=== Direction ===
Skip the images and copy each record exactly as written.

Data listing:
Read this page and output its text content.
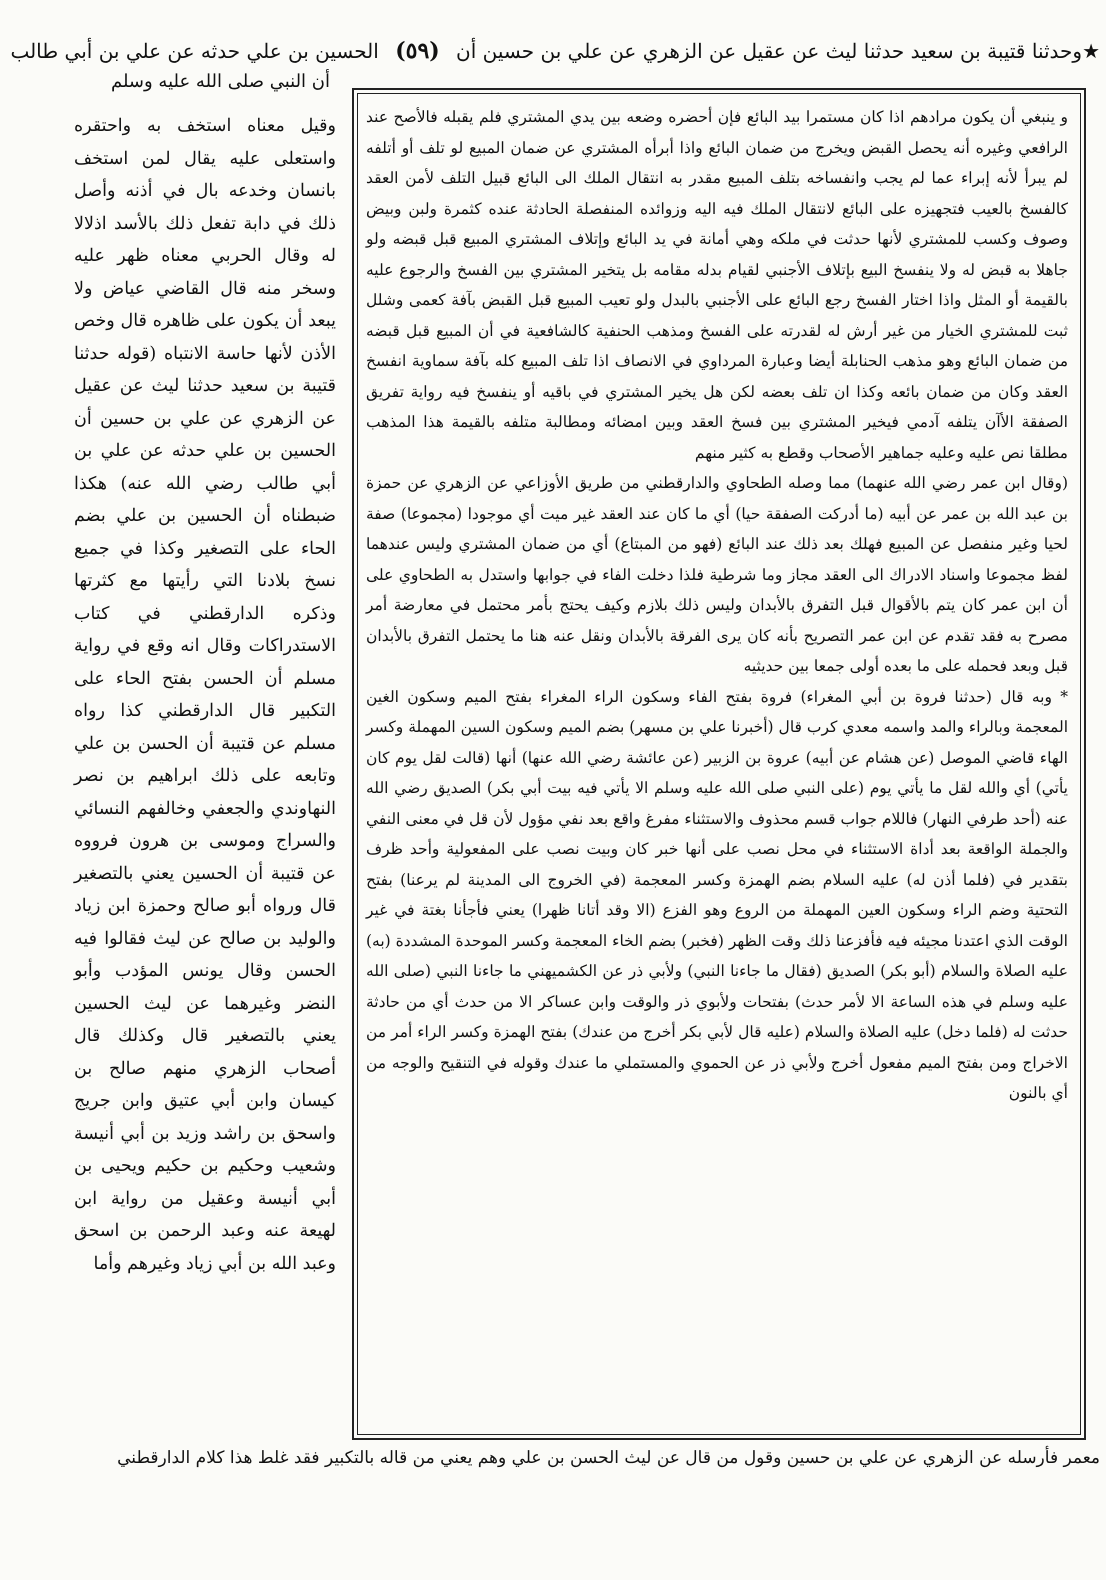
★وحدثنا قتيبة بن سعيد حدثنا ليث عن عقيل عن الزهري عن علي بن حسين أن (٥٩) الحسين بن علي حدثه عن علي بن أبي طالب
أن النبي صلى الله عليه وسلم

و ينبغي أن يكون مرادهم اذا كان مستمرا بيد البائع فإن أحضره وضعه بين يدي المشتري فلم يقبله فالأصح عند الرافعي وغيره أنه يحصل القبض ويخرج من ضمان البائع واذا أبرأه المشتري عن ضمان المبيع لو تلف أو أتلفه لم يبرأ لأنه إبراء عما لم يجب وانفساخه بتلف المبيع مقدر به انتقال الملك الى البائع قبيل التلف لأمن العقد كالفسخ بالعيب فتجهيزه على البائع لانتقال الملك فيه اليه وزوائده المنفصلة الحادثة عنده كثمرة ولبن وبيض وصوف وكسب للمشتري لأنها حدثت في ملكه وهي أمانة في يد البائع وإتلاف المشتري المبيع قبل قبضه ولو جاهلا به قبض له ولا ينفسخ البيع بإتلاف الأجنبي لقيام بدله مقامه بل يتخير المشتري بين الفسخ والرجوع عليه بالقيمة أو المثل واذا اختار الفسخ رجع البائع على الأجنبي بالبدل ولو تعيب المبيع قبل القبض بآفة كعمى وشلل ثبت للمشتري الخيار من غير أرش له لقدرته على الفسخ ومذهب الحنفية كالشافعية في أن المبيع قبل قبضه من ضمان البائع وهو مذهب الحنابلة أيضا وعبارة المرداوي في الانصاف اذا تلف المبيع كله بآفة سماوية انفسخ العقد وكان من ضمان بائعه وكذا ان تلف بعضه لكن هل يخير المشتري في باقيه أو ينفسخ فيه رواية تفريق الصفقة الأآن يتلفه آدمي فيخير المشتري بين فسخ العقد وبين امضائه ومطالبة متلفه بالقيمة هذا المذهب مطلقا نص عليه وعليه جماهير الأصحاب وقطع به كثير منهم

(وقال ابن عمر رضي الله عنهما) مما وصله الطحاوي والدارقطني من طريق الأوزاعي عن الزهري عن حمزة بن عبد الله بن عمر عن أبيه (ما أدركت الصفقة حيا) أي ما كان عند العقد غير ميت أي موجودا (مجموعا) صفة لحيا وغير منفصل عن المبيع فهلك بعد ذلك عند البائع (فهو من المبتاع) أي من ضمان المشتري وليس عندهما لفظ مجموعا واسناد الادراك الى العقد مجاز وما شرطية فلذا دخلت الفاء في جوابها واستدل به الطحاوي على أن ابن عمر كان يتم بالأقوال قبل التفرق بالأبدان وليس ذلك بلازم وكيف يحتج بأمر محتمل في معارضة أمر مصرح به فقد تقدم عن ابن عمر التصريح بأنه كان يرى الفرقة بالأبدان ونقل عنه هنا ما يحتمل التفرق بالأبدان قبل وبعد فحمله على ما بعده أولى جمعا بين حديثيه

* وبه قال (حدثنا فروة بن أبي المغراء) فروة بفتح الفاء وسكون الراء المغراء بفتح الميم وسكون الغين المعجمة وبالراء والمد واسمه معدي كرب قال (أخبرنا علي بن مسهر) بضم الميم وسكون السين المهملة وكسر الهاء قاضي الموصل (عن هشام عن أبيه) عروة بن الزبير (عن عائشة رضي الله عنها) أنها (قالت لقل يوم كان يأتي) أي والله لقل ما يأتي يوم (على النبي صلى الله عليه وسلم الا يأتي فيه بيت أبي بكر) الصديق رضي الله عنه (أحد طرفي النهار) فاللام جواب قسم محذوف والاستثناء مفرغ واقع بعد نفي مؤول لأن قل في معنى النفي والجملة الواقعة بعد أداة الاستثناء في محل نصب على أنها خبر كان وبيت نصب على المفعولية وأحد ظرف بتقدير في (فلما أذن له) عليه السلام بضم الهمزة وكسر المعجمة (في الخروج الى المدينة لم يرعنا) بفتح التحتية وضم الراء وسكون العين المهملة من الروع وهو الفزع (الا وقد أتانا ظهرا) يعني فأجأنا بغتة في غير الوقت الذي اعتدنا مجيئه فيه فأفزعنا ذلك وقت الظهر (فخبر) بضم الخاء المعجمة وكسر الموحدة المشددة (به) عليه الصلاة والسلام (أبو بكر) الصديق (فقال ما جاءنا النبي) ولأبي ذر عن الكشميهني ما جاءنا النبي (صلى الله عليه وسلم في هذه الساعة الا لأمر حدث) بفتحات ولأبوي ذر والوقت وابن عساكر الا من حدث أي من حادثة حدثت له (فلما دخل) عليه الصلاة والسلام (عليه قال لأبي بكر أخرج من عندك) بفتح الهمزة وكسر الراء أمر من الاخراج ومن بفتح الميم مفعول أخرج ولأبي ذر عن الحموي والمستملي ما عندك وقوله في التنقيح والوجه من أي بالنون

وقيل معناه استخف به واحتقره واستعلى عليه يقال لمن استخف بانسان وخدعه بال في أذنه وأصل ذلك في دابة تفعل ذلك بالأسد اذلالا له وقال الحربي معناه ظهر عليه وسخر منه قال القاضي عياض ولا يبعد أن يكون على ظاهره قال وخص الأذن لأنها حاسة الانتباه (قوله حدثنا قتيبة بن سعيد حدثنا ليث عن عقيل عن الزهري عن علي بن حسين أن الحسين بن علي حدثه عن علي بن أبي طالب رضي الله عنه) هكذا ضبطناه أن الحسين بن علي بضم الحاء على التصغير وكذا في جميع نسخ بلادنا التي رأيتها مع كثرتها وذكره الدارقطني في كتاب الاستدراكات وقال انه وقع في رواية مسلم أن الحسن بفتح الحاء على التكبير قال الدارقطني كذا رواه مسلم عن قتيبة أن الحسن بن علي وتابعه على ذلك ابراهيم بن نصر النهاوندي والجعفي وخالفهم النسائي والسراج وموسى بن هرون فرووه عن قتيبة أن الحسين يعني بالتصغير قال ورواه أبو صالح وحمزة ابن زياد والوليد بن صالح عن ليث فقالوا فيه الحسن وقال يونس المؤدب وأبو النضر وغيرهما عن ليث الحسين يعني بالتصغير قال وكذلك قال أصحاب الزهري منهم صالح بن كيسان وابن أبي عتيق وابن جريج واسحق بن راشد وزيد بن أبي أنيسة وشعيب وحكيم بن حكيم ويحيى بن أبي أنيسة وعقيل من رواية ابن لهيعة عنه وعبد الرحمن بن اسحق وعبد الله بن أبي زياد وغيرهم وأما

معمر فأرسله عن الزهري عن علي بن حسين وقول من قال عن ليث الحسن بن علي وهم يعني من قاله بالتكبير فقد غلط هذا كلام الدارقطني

=== Right answer ===
Read this page and output its text content.
★وحدثنا قتيبة بن سعيد حدثنا ليث عن عقيل عن الزهري عن علي بن حسين أن (٥٩) الحسين بن علي حدثه عن علي بن أبي طالب
أن النبي صلى الله عليه وسلم

و ينبغي أن يكون مرادهم اذا كان مستمرا بيد البائع فإن أحضره وضعه بين يدي المشتري فلم يقبله فالأصح عند الرافعي وغيره أنه يحصل القبض ويخرج من ضمان البائع واذا أبرأه المشتري عن ضمان المبيع لو تلف أو أتلفه لم يبرأ لأنه إبراء عما لم يجب وانفساخه بتلف المبيع مقدر به انتقال الملك الى البائع قبيل التلف لأمن العقد كالفسخ بالعيب فتجهيزه على البائع لانتقال الملك فيه اليه وزوائده المنفصلة الحادثة عنده كثمرة ولبن وبيض وصوف وكسب للمشتري لأنها حدثت في ملكه وهي أمانة في يد البائع وإتلاف المشتري المبيع قبل قبضه ولو جاهلا به قبض له ولا ينفسخ البيع بإتلاف الأجنبي لقيام بدله مقامه بل يتخير المشتري بين الفسخ والرجوع عليه بالقيمة أو المثل واذا اختار الفسخ رجع البائع على الأجنبي بالبدل ولو تعيب المبيع قبل القبض بآفة كعمى وشلل ثبت للمشتري الخيار من غير أرش له لقدرته على الفسخ ومذهب الحنفية كالشافعية في أن المبيع قبل قبضه من ضمان البائع وهو مذهب الحنابلة أيضا وعبارة المرداوي في الانصاف اذا تلف المبيع كله بآفة سماوية انفسخ العقد وكان من ضمان بائعه وكذا ان تلف بعضه لكن هل يخير المشتري في باقيه أو ينفسخ فيه رواية تفريق الصفقة الأآن يتلفه آدمي فيخير المشتري بين فسخ العقد وبين امضائه ومطالبة متلفه بالقيمة هذا المذهب مطلقا نص عليه وعليه جماهير الأصحاب وقطع به كثير منهم

(وقال ابن عمر رضي الله عنهما) مما وصله الطحاوي والدارقطني من طريق الأوزاعي عن الزهري عن حمزة بن عبد الله بن عمر عن أبيه (ما أدركت الصفقة حيا) أي ما كان عند العقد غير ميت أي موجودا (مجموعا) صفة لحيا وغير منفصل عن المبيع فهلك بعد ذلك عند البائع (فهو من المبتاع) أي من ضمان المشتري وليس عندهما لفظ مجموعا واسناد الادراك الى العقد مجاز وما شرطية فلذا دخلت الفاء في جوابها واستدل به الطحاوي على أن ابن عمر كان يتم بالأقوال قبل التفرق بالأبدان وليس ذلك بلازم وكيف يحتج بأمر محتمل في معارضة أمر مصرح به فقد تقدم عن ابن عمر التصريح بأنه كان يرى الفرقة بالأبدان ونقل عنه هنا ما يحتمل التفرق بالأبدان قبل وبعد فحمله على ما بعده أولى جمعا بين حديثيه

* وبه قال (حدثنا فروة بن أبي المغراء) فروة بفتح الفاء وسكون الراء المغراء بفتح الميم وسكون الغين المعجمة وبالراء والمد واسمه معدي كرب قال (أخبرنا علي بن مسهر) بضم الميم وسكون السين المهملة وكسر الهاء قاضي الموصل (عن هشام عن أبيه) عروة بن الزبير (عن عائشة رضي الله عنها) أنها (قالت لقل يوم كان يأتي) أي والله لقل ما يأتي يوم (على النبي صلى الله عليه وسلم الا يأتي فيه بيت أبي بكر) الصديق رضي الله عنه (أحد طرفي النهار) فاللام جواب قسم محذوف والاستثناء مفرغ واقع بعد نفي مؤول لأن قل في معنى النفي والجملة الواقعة بعد أداة الاستثناء في محل نصب على أنها خبر كان وبيت نصب على المفعولية وأحد ظرف بتقدير في (فلما أذن له) عليه السلام بضم الهمزة وكسر المعجمة (في الخروج الى المدينة لم يرعنا) بفتح التحتية وضم الراء وسكون العين المهملة من الروع وهو الفزع (الا وقد أتانا ظهرا) يعني فأجأنا بغتة في غير الوقت الذي اعتدنا مجيئه فيه فأفزعنا ذلك وقت الظهر (فخبر) بضم الخاء المعجمة وكسر الموحدة المشددة (به) عليه الصلاة والسلام (أبو بكر) الصديق (فقال ما جاءنا النبي) ولأبي ذر عن الكشميهني ما جاءنا النبي (صلى الله عليه وسلم في هذه الساعة الا لأمر حدث) بفتحات ولأبوي ذر والوقت وابن عساكر الا من حدث أي من حادثة حدثت له (فلما دخل) عليه الصلاة والسلام (عليه قال لأبي بكر أخرج من عندك) بفتح الهمزة وكسر الراء أمر من الاخراج ومن بفتح الميم مفعول أخرج ولأبي ذر عن الحموي والمستملي ما عندك وقوله في التنقيح والوجه من أي بالنون

وقيل معناه استخف به واحتقره واستعلى عليه يقال لمن استخف بانسان وخدعه بال في أذنه وأصل ذلك في دابة تفعل ذلك بالأسد اذلالا له وقال الحربي معناه ظهر عليه وسخر منه قال القاضي عياض ولا يبعد أن يكون على ظاهره قال وخص الأذن لأنها حاسة الانتباه (قوله حدثنا قتيبة بن سعيد حدثنا ليث عن عقيل عن الزهري عن علي بن حسين أن الحسين بن علي حدثه عن علي بن أبي طالب رضي الله عنه) هكذا ضبطناه أن الحسين بن علي بضم الحاء على التصغير وكذا في جميع نسخ بلادنا التي رأيتها مع كثرتها وذكره الدارقطني في كتاب الاستدراكات وقال انه وقع في رواية مسلم أن الحسن بفتح الحاء على التكبير قال الدارقطني كذا رواه مسلم عن قتيبة أن الحسن بن علي وتابعه على ذلك ابراهيم بن نصر النهاوندي والجعفي وخالفهم النسائي والسراج وموسى بن هرون فرووه عن قتيبة أن الحسين يعني بالتصغير قال ورواه أبو صالح وحمزة ابن زياد والوليد بن صالح عن ليث فقالوا فيه الحسن وقال يونس المؤدب وأبو النضر وغيرهما عن ليث الحسين يعني بالتصغير قال وكذلك قال أصحاب الزهري منهم صالح بن كيسان وابن أبي عتيق وابن جريج واسحق بن راشد وزيد بن أبي أنيسة وشعيب وحكيم بن حكيم ويحيى بن أبي أنيسة وعقيل من رواية ابن لهيعة عنه وعبد الرحمن بن اسحق وعبد الله بن أبي زياد وغيرهم وأما

معمر فأرسله عن الزهري عن علي بن حسين وقول من قال عن ليث الحسن بن علي وهم يعني من قاله بالتكبير فقد غلط هذا كلام الدارقطني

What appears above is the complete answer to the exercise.